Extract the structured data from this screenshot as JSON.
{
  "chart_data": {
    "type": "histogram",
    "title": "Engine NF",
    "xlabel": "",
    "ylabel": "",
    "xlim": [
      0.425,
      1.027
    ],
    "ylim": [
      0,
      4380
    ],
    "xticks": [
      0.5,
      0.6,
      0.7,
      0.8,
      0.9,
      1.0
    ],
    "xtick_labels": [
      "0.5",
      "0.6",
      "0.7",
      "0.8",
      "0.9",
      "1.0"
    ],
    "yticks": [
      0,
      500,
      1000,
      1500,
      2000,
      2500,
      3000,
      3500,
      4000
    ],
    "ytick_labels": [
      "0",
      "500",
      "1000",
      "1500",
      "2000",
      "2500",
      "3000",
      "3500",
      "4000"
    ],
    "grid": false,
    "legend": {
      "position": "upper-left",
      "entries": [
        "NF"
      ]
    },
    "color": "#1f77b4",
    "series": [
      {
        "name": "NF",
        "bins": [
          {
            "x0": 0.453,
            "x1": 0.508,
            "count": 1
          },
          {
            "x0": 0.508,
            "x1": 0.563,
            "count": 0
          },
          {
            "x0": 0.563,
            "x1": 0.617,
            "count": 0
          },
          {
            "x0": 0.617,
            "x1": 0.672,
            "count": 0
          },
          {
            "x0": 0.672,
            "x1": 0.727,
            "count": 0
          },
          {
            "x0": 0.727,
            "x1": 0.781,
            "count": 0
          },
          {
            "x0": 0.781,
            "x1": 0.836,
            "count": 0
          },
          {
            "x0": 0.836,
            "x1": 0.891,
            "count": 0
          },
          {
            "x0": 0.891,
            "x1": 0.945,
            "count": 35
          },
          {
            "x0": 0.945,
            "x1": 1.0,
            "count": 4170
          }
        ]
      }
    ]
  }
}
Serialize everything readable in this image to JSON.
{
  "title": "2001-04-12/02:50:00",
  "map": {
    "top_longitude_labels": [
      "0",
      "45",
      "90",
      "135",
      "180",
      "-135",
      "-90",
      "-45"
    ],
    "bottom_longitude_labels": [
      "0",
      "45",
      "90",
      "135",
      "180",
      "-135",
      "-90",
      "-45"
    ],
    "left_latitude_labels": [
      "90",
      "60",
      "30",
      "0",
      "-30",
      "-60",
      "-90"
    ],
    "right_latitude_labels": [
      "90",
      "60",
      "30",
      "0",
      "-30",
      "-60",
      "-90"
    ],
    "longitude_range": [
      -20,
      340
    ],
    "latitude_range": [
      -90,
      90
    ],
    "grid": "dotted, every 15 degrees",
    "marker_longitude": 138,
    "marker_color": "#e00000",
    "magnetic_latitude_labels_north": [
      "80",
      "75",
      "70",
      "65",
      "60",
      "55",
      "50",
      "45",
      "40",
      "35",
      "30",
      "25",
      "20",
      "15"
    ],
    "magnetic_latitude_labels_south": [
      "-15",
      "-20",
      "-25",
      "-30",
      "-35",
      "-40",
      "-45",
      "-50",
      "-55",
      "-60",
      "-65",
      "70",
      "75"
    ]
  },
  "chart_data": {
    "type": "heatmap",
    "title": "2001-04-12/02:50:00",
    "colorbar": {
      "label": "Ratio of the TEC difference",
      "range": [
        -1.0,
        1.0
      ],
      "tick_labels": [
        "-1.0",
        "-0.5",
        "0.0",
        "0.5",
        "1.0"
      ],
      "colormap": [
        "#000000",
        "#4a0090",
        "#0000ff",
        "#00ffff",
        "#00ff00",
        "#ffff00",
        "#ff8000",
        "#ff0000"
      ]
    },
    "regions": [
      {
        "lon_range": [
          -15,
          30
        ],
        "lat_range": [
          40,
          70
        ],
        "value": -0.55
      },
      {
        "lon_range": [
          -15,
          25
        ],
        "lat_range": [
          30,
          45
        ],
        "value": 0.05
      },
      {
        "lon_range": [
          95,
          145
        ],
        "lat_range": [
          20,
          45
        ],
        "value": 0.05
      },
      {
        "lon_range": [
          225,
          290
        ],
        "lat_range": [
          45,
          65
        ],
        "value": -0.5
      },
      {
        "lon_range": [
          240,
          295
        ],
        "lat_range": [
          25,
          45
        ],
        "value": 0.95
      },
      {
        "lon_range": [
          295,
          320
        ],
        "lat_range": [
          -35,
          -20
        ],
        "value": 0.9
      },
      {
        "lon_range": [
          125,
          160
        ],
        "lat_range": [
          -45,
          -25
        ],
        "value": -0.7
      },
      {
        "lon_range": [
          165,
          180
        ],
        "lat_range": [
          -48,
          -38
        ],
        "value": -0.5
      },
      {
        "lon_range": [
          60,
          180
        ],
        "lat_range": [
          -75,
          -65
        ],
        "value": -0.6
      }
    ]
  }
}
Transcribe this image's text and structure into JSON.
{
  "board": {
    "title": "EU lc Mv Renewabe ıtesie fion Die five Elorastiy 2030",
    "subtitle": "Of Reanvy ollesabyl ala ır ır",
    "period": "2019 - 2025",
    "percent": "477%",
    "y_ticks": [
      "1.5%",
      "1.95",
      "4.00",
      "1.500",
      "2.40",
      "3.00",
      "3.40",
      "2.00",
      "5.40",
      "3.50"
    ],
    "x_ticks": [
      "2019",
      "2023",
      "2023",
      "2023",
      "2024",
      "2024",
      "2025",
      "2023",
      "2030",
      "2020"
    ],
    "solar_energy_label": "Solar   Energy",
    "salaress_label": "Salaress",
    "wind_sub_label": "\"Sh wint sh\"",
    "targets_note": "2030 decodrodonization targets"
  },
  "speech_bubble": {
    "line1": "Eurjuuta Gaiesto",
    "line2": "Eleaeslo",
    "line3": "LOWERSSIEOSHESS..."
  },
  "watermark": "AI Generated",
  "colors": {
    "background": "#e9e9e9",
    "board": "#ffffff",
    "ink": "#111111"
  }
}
==================================================
Please repeat the listing exactly, with nothing left out.

Extract the structured data from this screenshot as JSON.
{
  "chart_data": {
    "type": "histogram",
    "title": "Engine NF",
    "xlabel": "",
    "ylabel": "",
    "xlim": [
      0.425,
      1.027
    ],
    "ylim": [
      0,
      4380
    ],
    "xticks": [
      0.5,
      0.6,
      0.7,
      0.8,
      0.9,
      1.0
    ],
    "xtick_labels": [
      "0.5",
      "0.6",
      "0.7",
      "0.8",
      "0.9",
      "1.0"
    ],
    "yticks": [
      0,
      500,
      1000,
      1500,
      2000,
      2500,
      3000,
      3500,
      4000
    ],
    "ytick_labels": [
      "0",
      "500",
      "1000",
      "1500",
      "2000",
      "2500",
      "3000",
      "3500",
      "4000"
    ],
    "grid": false,
    "legend": {
      "position": "upper-left",
      "entries": [
        "NF"
      ]
    },
    "color": "#1f77b4",
    "series": [
      {
        "name": "NF",
        "bins": [
          {
            "x0": 0.453,
            "x1": 0.508,
            "count": 1
          },
          {
            "x0": 0.508,
            "x1": 0.563,
            "count": 0
          },
          {
            "x0": 0.563,
            "x1": 0.617,
            "count": 0
          },
          {
            "x0": 0.617,
            "x1": 0.672,
            "count": 0
          },
          {
            "x0": 0.672,
            "x1": 0.727,
            "count": 0
          },
          {
            "x0": 0.727,
            "x1": 0.781,
            "count": 0
          },
          {
            "x0": 0.781,
            "x1": 0.836,
            "count": 0
          },
          {
            "x0": 0.836,
            "x1": 0.891,
            "count": 0
          },
          {
            "x0": 0.891,
            "x1": 0.945,
            "count": 35
          },
          {
            "x0": 0.945,
            "x1": 1.0,
            "count": 4170
          }
        ]
      }
    ]
  }
}
Serialize everything readable in this image to JSON.
{
  "title": "2001-04-12/02:50:00",
  "map": {
    "top_longitude_labels": [
      "0",
      "45",
      "90",
      "135",
      "180",
      "-135",
      "-90",
      "-45"
    ],
    "bottom_longitude_labels": [
      "0",
      "45",
      "90",
      "135",
      "180",
      "-135",
      "-90",
      "-45"
    ],
    "left_latitude_labels": [
      "90",
      "60",
      "30",
      "0",
      "-30",
      "-60",
      "-90"
    ],
    "right_latitude_labels": [
      "90",
      "60",
      "30",
      "0",
      "-30",
      "-60",
      "-90"
    ],
    "longitude_range": [
      -20,
      340
    ],
    "latitude_range": [
      -90,
      90
    ],
    "grid": "dotted, every 15 degrees",
    "marker_longitude": 138,
    "marker_color": "#e00000",
    "magnetic_latitude_labels_north": [
      "80",
      "75",
      "70",
      "65",
      "60",
      "55",
      "50",
      "45",
      "40",
      "35",
      "30",
      "25",
      "20",
      "15"
    ],
    "magnetic_latitude_labels_south": [
      "-15",
      "-20",
      "-25",
      "-30",
      "-35",
      "-40",
      "-45",
      "-50",
      "-55",
      "-60",
      "-65",
      "70",
      "75"
    ]
  },
  "chart_data": {
    "type": "heatmap",
    "title": "2001-04-12/02:50:00",
    "colorbar": {
      "label": "Ratio of the TEC difference",
      "range": [
        -1.0,
        1.0
      ],
      "tick_labels": [
        "-1.0",
        "-0.5",
        "0.0",
        "0.5",
        "1.0"
      ],
      "colormap": [
        "#000000",
        "#4a0090",
        "#0000ff",
        "#00ffff",
        "#00ff00",
        "#ffff00",
        "#ff8000",
        "#ff0000"
      ]
    },
    "regions": [
      {
        "lon_range": [
          -15,
          30
        ],
        "lat_range": [
          40,
          70
        ],
        "value": -0.55
      },
      {
        "lon_range": [
          -15,
          25
        ],
        "lat_range": [
          30,
          45
        ],
        "value": 0.05
      },
      {
        "lon_range": [
          95,
          145
        ],
        "lat_range": [
          20,
          45
        ],
        "value": 0.05
      },
      {
        "lon_range": [
          225,
          290
        ],
        "lat_range": [
          45,
          65
        ],
        "value": -0.5
      },
      {
        "lon_range": [
          240,
          295
        ],
        "lat_range": [
          25,
          45
        ],
        "value": 0.95
      },
      {
        "lon_range": [
          295,
          320
        ],
        "lat_range": [
          -35,
          -20
        ],
        "value": 0.9
      },
      {
        "lon_range": [
          125,
          160
        ],
        "lat_range": [
          -45,
          -25
        ],
        "value": -0.7
      },
      {
        "lon_range": [
          165,
          180
        ],
        "lat_range": [
          -48,
          -38
        ],
        "value": -0.5
      },
      {
        "lon_range": [
          60,
          180
        ],
        "lat_range": [
          -75,
          -65
        ],
        "value": -0.6
      }
    ]
  }
}
Transcribe this image's text and structure into JSON.
{
  "board": {
    "title": "EU lc Mv Renewabe ıtesie fion Die five Elorastiy 2030",
    "subtitle": "Of Reanvy ollesabyl ala ır ır",
    "period": "2019 - 2025",
    "percent": "477%",
    "y_ticks": [
      "1.5%",
      "1.95",
      "4.00",
      "1.500",
      "2.40",
      "3.00",
      "3.40",
      "2.00",
      "5.40",
      "3.50"
    ],
    "x_ticks": [
      "2019",
      "2023",
      "2023",
      "2023",
      "2024",
      "2024",
      "2025",
      "2023",
      "2030",
      "2020"
    ],
    "solar_energy_label": "Solar   Energy",
    "salaress_label": "Salaress",
    "wind_sub_label": "\"Sh wint sh\"",
    "targets_note": "2030 decodrodonization targets"
  },
  "speech_bubble": {
    "line1": "Eurjuuta Gaiesto",
    "line2": "Eleaeslo",
    "line3": "LOWERSSIEOSHESS..."
  },
  "watermark": "AI Generated",
  "colors": {
    "background": "#e9e9e9",
    "board": "#ffffff",
    "ink": "#111111"
  }
}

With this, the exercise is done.